[Begin Recorded information]
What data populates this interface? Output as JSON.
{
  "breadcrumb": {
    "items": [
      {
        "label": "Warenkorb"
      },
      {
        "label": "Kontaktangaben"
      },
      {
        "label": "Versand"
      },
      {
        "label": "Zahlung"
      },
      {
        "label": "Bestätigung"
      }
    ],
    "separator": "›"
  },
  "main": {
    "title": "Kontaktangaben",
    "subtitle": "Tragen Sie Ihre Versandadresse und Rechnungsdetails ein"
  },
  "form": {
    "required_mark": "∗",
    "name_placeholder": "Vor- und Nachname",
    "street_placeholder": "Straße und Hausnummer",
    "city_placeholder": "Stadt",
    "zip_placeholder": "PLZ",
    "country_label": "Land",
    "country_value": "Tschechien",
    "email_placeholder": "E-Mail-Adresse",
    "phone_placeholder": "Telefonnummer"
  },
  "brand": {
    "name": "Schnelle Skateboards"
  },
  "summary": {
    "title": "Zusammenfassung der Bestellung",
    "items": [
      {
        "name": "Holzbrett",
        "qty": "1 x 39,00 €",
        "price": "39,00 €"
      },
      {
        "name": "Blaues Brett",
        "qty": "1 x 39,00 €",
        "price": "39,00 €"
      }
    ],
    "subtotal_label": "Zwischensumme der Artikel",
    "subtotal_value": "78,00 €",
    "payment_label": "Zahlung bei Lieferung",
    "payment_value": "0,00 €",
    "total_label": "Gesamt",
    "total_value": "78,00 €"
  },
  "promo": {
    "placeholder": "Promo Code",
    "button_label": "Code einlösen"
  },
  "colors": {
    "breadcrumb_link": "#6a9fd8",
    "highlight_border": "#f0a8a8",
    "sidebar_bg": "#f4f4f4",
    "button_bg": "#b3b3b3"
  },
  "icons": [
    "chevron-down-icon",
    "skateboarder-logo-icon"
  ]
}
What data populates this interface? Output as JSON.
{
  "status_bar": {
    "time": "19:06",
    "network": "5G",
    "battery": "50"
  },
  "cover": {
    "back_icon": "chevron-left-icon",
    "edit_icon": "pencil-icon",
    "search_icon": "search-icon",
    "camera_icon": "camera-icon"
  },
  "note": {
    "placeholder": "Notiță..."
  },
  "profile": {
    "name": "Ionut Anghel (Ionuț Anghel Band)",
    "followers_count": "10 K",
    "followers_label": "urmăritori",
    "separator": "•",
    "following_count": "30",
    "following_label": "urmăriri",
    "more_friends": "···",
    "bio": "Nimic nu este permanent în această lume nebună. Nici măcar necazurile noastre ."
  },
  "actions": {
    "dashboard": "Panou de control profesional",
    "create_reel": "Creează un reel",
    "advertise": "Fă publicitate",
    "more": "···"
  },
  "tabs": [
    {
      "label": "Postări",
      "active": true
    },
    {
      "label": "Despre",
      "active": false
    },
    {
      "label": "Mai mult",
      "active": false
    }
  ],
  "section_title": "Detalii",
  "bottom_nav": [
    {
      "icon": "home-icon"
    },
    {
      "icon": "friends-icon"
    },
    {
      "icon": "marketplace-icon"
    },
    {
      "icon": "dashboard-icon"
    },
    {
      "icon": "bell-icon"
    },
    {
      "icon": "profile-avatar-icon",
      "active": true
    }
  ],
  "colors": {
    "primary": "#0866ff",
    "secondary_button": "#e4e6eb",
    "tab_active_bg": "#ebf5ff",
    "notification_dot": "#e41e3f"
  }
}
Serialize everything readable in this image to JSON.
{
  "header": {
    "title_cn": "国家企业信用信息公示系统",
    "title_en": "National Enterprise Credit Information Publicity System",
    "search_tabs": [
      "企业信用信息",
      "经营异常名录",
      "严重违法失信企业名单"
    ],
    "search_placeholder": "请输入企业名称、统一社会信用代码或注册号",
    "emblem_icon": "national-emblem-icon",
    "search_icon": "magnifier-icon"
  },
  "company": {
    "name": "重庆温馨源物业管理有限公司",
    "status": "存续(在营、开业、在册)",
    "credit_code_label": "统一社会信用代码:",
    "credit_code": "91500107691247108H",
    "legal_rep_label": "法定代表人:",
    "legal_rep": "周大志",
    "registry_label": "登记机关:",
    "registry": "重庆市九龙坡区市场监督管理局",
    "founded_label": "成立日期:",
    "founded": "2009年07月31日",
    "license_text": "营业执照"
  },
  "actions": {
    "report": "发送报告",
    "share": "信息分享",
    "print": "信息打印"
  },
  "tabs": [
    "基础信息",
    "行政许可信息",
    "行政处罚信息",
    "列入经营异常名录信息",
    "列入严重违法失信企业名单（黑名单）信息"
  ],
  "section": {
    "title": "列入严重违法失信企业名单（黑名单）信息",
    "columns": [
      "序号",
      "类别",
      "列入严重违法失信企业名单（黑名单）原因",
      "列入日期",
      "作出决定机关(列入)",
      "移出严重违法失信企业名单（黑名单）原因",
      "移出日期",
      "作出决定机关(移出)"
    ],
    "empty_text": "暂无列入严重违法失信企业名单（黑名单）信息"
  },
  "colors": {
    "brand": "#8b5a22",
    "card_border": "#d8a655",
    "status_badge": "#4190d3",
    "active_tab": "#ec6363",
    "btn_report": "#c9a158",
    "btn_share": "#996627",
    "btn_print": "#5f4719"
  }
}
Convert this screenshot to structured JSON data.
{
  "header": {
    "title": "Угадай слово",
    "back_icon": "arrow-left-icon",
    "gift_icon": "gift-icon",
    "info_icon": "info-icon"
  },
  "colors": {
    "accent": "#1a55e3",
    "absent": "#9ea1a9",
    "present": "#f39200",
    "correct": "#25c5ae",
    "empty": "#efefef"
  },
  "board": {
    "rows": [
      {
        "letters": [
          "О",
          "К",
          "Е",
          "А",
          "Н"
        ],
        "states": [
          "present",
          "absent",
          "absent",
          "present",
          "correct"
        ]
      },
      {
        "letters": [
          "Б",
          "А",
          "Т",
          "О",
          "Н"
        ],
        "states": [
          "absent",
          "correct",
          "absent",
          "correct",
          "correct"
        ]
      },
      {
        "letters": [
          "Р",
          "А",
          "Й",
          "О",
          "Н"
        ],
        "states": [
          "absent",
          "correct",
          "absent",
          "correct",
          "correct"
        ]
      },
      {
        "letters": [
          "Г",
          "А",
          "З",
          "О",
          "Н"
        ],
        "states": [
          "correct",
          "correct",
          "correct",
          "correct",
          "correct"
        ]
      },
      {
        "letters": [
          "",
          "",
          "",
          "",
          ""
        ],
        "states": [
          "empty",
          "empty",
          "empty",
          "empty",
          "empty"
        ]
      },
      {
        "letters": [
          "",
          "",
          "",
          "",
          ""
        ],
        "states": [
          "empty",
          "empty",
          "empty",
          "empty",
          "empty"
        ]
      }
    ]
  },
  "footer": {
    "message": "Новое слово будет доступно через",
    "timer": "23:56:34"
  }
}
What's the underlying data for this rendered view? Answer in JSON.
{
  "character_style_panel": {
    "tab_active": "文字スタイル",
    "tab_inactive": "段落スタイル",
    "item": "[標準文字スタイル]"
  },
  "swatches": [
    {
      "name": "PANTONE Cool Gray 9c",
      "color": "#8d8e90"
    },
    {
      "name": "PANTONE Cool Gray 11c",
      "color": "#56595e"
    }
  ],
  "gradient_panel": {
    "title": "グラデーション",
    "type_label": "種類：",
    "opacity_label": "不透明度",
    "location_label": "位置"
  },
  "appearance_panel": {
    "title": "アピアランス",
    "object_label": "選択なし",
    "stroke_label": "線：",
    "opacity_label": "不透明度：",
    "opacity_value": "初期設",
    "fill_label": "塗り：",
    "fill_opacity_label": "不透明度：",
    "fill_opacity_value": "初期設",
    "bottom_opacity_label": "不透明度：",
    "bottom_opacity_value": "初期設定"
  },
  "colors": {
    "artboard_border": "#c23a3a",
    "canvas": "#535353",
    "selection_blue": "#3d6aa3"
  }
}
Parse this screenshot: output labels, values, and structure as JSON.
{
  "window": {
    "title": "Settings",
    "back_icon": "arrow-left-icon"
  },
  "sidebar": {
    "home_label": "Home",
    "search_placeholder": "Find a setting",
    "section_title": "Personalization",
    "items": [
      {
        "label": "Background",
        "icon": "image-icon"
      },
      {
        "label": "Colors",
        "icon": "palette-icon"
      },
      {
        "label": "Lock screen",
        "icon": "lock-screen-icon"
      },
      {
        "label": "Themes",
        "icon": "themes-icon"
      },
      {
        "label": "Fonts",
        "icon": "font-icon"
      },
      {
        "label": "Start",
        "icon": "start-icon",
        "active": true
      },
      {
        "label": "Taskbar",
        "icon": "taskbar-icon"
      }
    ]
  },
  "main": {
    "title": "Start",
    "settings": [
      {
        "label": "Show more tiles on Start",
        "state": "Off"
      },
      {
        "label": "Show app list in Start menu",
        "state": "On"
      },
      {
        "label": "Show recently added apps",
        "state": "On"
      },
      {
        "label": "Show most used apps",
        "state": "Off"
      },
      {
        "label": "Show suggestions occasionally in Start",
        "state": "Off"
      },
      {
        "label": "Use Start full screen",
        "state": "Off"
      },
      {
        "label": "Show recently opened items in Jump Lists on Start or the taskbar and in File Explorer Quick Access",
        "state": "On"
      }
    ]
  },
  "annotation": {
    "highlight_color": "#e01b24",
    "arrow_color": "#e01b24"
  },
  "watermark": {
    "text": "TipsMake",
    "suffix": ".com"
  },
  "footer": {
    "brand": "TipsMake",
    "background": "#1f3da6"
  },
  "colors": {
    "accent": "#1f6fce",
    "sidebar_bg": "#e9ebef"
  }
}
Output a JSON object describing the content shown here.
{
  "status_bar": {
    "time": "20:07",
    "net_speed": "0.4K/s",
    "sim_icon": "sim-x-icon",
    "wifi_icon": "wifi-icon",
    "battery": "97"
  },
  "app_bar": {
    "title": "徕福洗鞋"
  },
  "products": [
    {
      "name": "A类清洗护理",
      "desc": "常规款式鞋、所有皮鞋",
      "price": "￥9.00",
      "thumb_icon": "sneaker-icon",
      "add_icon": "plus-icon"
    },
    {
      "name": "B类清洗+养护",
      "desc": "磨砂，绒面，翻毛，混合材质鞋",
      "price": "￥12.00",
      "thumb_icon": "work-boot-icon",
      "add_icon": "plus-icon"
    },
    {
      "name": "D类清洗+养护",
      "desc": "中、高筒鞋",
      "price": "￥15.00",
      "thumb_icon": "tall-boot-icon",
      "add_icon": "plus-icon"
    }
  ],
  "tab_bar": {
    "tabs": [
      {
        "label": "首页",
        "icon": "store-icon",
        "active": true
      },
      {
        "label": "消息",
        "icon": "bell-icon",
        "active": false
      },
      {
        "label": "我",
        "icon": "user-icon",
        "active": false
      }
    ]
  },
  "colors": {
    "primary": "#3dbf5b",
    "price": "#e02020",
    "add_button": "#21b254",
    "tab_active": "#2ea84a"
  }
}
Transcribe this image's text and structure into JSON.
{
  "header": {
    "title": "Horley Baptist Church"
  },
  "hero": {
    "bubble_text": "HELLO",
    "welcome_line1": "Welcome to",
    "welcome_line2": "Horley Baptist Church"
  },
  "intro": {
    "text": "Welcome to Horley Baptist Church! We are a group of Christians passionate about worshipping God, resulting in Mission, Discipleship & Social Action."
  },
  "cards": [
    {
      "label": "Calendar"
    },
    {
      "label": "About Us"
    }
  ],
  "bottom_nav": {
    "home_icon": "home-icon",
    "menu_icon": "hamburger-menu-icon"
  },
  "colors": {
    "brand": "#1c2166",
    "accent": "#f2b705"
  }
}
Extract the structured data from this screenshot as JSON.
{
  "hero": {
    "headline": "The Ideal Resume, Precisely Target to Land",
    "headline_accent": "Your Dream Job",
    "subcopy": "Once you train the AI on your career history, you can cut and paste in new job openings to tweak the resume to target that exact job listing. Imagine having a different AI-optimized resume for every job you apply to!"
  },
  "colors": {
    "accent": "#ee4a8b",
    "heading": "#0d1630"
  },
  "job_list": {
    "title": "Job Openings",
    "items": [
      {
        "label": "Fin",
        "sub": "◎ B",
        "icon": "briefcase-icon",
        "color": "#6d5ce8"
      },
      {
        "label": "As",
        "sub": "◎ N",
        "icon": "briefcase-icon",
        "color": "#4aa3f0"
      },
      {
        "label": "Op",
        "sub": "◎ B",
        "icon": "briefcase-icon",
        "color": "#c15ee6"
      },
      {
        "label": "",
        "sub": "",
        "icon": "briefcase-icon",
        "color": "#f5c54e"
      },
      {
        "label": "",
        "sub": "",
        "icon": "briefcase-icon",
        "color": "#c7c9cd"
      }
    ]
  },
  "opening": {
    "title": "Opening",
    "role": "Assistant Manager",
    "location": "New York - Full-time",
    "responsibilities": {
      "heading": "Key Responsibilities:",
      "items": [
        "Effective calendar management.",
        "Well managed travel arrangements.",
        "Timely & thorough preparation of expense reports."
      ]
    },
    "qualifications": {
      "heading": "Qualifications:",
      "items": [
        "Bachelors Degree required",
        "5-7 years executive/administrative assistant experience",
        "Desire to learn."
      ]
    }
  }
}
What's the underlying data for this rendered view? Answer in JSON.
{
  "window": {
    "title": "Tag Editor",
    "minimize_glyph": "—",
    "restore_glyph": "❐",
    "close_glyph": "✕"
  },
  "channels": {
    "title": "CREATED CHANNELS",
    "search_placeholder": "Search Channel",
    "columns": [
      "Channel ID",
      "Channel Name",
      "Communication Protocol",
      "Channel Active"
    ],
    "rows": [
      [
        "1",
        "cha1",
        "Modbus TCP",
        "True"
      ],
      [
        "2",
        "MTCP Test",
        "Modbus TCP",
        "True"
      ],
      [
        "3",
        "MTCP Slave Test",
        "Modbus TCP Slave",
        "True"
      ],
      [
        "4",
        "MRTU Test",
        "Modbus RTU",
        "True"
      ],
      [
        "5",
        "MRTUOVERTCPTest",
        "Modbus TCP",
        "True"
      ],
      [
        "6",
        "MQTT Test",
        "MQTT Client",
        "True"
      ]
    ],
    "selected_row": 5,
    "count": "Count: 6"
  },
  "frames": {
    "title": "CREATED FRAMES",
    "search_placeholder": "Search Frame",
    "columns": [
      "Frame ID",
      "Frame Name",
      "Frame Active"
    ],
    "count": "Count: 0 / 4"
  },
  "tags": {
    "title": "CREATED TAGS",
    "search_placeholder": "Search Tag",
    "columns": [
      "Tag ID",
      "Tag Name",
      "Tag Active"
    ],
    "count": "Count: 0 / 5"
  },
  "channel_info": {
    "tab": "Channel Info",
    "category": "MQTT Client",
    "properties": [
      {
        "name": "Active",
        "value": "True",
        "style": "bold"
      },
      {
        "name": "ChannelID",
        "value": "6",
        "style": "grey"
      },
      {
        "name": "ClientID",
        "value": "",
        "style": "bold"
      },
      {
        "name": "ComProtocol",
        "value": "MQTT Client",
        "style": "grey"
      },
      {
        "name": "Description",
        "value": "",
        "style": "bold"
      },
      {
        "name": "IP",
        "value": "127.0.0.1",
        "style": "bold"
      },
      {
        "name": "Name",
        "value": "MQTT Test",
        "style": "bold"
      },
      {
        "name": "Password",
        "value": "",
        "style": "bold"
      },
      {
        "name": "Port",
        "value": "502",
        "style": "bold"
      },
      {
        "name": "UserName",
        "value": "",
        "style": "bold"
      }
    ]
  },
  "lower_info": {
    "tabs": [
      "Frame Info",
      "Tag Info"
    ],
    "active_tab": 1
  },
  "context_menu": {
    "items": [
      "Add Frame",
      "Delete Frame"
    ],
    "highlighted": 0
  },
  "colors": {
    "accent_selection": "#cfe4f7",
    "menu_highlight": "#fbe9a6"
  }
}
[End Recorded information]
§ **Goal of the exercise**
Report how many lines in this data include the string "CREATED", and nothing else.

§ **Answer for this exercise**
3